Return all entries word for word, but drop any images.

+ + + + + + +

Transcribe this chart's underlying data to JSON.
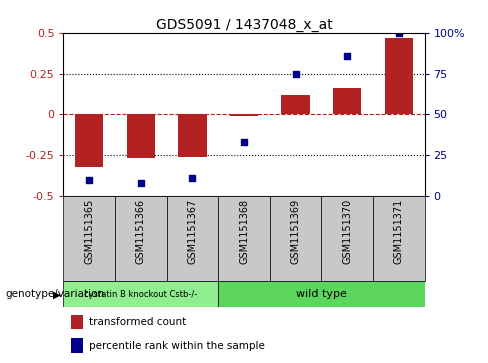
{
  "title": "GDS5091 / 1437048_x_at",
  "categories": [
    "GSM1151365",
    "GSM1151366",
    "GSM1151367",
    "GSM1151368",
    "GSM1151369",
    "GSM1151370",
    "GSM1151371"
  ],
  "bar_values": [
    -0.32,
    -0.27,
    -0.26,
    -0.01,
    0.12,
    0.16,
    0.47
  ],
  "dot_values": [
    10,
    8,
    11,
    33,
    75,
    86,
    100
  ],
  "bar_color": "#b22222",
  "dot_color": "#00008b",
  "ylim_left": [
    -0.5,
    0.5
  ],
  "ylim_right": [
    0,
    100
  ],
  "yticks_left": [
    -0.5,
    -0.25,
    0,
    0.25,
    0.5
  ],
  "yticks_right": [
    0,
    25,
    50,
    75,
    100
  ],
  "group1_label": "cystatin B knockout Cstb-/-",
  "group2_label": "wild type",
  "group1_indices": [
    0,
    1,
    2
  ],
  "group2_indices": [
    3,
    4,
    5,
    6
  ],
  "group1_color": "#90ee90",
  "group2_color": "#5cd65c",
  "group_row_label": "genotype/variation",
  "legend1_label": "transformed count",
  "legend2_label": "percentile rank within the sample",
  "bg_color": "#ffffff",
  "tick_area_color": "#c8c8c8",
  "font_size": 8,
  "title_font_size": 10
}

+ + + + + + +

◆ **RESULT**
Transcribe this chart's underlying data to JSON.
{
  "title": "GDS5091 / 1437048_x_at",
  "categories": [
    "GSM1151365",
    "GSM1151366",
    "GSM1151367",
    "GSM1151368",
    "GSM1151369",
    "GSM1151370",
    "GSM1151371"
  ],
  "bar_values": [
    -0.32,
    -0.27,
    -0.26,
    -0.01,
    0.12,
    0.16,
    0.47
  ],
  "dot_values": [
    10,
    8,
    11,
    33,
    75,
    86,
    100
  ],
  "bar_color": "#b22222",
  "dot_color": "#00008b",
  "ylim_left": [
    -0.5,
    0.5
  ],
  "ylim_right": [
    0,
    100
  ],
  "yticks_left": [
    -0.5,
    -0.25,
    0,
    0.25,
    0.5
  ],
  "yticks_right": [
    0,
    25,
    50,
    75,
    100
  ],
  "group1_label": "cystatin B knockout Cstb-/-",
  "group2_label": "wild type",
  "group1_indices": [
    0,
    1,
    2
  ],
  "group2_indices": [
    3,
    4,
    5,
    6
  ],
  "group1_color": "#90ee90",
  "group2_color": "#5cd65c",
  "group_row_label": "genotype/variation",
  "legend1_label": "transformed count",
  "legend2_label": "percentile rank within the sample",
  "bg_color": "#ffffff",
  "tick_area_color": "#c8c8c8",
  "font_size": 8,
  "title_font_size": 10
}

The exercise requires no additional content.